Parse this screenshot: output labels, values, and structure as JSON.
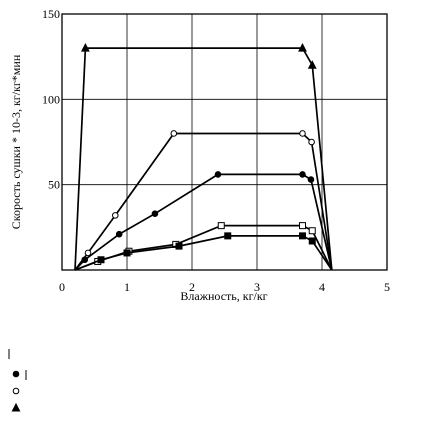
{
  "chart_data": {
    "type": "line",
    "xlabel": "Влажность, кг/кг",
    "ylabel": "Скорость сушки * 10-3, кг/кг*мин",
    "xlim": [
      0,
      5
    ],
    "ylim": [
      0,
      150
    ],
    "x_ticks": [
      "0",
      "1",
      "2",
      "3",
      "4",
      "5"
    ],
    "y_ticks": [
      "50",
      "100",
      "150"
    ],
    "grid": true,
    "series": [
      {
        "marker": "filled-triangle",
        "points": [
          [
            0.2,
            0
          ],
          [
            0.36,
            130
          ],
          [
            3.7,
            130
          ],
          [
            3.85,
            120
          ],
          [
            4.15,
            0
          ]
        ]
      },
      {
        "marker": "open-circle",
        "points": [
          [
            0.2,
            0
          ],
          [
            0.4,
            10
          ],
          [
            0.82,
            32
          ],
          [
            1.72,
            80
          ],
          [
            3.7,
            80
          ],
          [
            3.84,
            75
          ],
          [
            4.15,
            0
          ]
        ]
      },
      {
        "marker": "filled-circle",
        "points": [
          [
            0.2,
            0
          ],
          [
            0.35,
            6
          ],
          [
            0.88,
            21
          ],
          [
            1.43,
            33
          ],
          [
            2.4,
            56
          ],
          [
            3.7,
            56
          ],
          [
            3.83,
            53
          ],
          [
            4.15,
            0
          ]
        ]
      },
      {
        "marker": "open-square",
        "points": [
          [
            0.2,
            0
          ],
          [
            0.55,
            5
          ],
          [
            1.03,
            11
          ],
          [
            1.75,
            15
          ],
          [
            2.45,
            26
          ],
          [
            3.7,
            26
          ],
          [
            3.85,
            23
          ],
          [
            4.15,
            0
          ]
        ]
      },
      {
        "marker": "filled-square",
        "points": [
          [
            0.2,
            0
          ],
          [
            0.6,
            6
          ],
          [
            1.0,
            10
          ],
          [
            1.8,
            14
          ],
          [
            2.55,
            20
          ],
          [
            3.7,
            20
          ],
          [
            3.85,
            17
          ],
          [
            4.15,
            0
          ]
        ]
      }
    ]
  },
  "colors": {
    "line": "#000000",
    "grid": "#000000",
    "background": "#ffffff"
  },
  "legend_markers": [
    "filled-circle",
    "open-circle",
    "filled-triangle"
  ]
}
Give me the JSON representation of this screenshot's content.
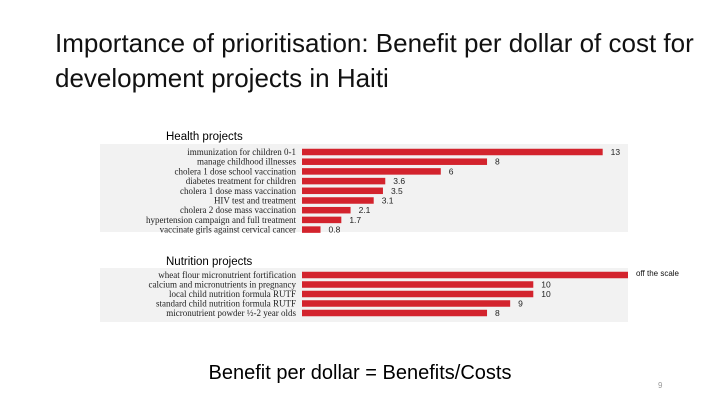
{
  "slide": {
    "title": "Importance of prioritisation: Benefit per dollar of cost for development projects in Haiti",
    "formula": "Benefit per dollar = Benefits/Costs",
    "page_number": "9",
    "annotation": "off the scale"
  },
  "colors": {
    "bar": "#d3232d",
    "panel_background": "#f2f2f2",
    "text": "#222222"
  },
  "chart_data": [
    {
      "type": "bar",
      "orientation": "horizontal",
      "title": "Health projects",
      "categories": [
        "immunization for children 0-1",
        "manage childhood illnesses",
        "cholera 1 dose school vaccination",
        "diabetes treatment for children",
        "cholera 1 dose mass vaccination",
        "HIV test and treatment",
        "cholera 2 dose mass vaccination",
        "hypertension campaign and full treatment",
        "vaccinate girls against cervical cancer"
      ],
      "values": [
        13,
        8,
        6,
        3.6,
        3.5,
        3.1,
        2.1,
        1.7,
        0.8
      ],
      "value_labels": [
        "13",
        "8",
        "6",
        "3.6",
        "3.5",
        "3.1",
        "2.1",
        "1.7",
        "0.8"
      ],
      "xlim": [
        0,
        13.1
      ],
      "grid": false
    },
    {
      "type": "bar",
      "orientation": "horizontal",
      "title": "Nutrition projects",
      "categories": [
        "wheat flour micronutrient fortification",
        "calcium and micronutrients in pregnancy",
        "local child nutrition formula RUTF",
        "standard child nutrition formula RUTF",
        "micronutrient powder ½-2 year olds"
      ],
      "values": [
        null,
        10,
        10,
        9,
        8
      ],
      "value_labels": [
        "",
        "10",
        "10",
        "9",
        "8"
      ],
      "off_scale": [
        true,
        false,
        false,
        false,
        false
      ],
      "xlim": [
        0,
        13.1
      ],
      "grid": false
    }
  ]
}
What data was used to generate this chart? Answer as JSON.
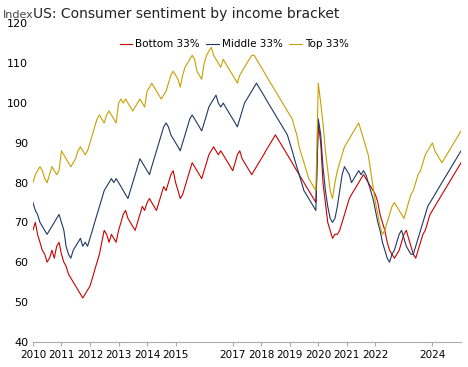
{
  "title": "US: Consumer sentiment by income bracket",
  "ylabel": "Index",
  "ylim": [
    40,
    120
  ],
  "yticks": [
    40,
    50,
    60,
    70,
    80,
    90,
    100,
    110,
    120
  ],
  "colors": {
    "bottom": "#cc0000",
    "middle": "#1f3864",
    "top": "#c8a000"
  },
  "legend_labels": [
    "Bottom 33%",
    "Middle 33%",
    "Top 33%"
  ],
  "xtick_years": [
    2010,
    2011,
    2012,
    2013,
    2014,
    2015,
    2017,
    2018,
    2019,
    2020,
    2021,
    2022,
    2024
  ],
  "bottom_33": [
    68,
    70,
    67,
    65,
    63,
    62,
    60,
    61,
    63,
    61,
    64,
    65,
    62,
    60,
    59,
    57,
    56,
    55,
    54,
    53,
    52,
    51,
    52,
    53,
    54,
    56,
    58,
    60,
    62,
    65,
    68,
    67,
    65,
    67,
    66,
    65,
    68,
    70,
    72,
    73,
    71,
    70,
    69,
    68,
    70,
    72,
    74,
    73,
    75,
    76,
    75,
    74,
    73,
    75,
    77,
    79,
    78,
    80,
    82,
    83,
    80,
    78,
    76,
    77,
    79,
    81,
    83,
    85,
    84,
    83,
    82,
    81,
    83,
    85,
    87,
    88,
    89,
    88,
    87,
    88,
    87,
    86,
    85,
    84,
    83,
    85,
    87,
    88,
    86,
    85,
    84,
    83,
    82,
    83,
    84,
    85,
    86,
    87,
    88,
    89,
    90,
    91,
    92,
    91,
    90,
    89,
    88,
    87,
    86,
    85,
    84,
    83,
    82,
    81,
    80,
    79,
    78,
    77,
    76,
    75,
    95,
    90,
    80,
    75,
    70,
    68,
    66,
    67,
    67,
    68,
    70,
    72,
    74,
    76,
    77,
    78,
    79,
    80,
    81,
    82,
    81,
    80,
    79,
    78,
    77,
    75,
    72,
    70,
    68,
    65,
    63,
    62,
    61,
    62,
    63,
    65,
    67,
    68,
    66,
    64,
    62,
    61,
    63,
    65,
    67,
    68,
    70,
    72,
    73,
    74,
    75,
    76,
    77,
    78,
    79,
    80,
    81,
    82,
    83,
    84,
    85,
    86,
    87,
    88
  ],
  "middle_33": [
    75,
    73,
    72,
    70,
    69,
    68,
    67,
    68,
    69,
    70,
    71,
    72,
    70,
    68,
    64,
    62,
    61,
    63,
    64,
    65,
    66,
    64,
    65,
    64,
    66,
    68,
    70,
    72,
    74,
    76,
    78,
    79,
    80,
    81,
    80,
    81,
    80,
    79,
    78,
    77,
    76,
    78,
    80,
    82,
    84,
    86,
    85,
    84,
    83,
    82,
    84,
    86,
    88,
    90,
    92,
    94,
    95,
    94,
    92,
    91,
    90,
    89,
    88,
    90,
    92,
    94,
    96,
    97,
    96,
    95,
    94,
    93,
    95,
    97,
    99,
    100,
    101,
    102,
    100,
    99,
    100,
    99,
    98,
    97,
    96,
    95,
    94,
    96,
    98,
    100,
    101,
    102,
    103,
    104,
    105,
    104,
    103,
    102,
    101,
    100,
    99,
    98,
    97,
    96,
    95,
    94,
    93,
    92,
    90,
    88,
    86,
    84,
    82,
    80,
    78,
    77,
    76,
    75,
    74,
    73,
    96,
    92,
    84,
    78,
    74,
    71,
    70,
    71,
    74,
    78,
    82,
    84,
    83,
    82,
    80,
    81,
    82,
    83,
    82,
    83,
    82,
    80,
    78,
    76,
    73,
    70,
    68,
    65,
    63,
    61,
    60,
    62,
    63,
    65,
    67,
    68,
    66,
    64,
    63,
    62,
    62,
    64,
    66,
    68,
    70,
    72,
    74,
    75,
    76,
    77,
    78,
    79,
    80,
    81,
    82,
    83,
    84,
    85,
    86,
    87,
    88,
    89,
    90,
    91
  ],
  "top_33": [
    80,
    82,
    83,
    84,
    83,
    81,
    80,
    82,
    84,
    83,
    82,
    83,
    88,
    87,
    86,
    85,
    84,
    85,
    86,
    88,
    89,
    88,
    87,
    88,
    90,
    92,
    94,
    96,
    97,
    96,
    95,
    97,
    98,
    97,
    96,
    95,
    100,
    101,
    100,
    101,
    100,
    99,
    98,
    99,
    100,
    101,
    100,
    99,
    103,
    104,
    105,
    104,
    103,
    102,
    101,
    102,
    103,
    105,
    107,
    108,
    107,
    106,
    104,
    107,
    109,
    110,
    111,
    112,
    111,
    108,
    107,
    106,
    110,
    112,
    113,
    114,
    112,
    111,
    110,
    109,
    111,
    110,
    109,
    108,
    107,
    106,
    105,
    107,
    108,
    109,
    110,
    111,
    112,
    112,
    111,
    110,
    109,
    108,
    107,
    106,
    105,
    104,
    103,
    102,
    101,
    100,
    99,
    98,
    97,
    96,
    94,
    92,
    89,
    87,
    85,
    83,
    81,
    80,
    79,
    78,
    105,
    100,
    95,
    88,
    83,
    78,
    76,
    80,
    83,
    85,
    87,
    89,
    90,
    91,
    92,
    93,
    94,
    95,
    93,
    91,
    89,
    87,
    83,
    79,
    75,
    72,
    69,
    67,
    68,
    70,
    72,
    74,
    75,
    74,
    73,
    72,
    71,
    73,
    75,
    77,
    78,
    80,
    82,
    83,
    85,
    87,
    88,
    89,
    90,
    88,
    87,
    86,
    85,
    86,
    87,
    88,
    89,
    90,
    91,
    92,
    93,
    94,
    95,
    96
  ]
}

GIVEN INSTRUCTION — Above are entries; state the number of lines among them that contain "circle", and nothing else.

THE RESPONSE — 4